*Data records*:
===
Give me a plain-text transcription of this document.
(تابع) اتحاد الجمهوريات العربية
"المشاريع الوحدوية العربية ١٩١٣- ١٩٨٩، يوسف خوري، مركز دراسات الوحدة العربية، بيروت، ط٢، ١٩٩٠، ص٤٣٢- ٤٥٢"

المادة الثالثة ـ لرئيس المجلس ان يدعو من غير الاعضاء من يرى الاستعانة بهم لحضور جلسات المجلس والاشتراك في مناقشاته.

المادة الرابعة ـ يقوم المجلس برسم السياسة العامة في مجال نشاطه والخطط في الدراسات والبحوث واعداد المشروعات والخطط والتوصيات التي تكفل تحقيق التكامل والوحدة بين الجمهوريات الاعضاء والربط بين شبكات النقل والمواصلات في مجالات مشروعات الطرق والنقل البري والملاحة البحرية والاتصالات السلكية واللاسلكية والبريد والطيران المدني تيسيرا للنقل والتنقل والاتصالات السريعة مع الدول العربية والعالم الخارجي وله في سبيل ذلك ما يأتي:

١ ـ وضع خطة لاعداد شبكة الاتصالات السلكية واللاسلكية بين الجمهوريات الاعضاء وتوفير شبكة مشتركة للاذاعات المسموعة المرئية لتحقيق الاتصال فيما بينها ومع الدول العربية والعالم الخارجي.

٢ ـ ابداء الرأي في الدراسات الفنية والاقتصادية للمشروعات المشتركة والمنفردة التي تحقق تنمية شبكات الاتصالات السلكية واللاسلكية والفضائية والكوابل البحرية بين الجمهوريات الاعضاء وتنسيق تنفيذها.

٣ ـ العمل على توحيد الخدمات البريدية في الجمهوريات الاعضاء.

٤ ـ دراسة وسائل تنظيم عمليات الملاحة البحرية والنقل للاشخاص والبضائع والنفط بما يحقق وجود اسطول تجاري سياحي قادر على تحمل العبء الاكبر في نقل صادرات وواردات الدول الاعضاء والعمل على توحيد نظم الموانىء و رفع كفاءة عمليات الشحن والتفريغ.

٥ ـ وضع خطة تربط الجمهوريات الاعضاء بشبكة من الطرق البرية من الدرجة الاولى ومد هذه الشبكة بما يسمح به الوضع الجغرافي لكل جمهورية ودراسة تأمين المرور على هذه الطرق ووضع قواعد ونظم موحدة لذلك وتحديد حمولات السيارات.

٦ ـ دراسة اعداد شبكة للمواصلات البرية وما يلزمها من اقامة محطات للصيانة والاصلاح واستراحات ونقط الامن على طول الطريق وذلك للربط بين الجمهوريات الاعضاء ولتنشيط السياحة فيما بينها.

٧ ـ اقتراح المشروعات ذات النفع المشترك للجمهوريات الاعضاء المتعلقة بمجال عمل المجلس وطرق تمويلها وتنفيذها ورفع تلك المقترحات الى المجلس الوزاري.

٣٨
===
*Short exercise*: Give the number of lines in the material above that have the word "بينها" in them, and nothing more.

*Correct answer*: 2